REQUEST: Copy each line where the word "title" occurs.

DATA PROVIDED:
* * *

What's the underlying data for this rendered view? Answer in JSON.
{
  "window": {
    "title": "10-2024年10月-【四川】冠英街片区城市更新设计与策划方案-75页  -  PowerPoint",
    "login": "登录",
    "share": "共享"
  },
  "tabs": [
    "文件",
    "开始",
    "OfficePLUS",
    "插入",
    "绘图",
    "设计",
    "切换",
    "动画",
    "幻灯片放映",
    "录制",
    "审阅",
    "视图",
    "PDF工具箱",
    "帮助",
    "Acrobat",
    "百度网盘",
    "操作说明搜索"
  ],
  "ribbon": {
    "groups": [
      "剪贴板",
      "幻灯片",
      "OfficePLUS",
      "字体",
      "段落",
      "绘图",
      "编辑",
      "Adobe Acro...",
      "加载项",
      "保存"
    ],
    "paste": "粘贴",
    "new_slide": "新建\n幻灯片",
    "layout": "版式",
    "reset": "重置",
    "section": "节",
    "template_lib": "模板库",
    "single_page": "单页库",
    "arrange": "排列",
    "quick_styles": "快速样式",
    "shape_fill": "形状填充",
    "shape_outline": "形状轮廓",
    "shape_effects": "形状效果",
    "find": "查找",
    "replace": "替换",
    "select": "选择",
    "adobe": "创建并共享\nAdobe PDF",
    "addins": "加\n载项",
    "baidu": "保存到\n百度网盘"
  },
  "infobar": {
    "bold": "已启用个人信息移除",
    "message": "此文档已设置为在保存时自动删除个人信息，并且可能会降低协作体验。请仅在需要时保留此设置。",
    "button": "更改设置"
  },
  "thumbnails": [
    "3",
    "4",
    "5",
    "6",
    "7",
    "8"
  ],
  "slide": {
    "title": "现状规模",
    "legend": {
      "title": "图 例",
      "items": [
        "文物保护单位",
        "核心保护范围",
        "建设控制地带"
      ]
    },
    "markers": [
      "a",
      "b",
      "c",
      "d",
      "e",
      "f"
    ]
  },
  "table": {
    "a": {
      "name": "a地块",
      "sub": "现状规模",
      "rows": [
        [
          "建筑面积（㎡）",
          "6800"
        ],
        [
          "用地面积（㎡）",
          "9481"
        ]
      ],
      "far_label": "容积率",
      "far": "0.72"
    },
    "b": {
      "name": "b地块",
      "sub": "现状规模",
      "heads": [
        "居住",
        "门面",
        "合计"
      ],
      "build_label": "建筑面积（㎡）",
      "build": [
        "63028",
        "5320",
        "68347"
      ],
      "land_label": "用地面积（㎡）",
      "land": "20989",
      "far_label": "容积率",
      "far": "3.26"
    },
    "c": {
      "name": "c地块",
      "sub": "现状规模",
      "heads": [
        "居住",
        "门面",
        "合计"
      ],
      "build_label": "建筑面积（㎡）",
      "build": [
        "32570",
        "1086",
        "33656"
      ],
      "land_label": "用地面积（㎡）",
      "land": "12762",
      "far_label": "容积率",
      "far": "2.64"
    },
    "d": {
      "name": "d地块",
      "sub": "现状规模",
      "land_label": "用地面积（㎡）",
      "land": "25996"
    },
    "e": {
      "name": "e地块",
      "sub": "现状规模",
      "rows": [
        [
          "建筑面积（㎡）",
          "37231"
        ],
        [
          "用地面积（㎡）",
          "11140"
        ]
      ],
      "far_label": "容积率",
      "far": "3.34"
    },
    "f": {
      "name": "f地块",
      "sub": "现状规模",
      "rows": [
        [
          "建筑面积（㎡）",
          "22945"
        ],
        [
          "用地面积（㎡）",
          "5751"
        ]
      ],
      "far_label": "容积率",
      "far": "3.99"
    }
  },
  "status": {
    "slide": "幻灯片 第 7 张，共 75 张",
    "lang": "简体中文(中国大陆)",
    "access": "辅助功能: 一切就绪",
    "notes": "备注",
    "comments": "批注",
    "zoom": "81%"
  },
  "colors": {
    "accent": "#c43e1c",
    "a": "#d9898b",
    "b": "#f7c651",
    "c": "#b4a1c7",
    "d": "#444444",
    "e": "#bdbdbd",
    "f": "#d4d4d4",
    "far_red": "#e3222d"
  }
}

* * *

CORRECT RESULT:
    "title": "10-2024年10月-【四川】冠英街片区城市更新设计与策划方案-75页  -  PowerPoint",
    "title": "现状规模",
      "title": "图 例",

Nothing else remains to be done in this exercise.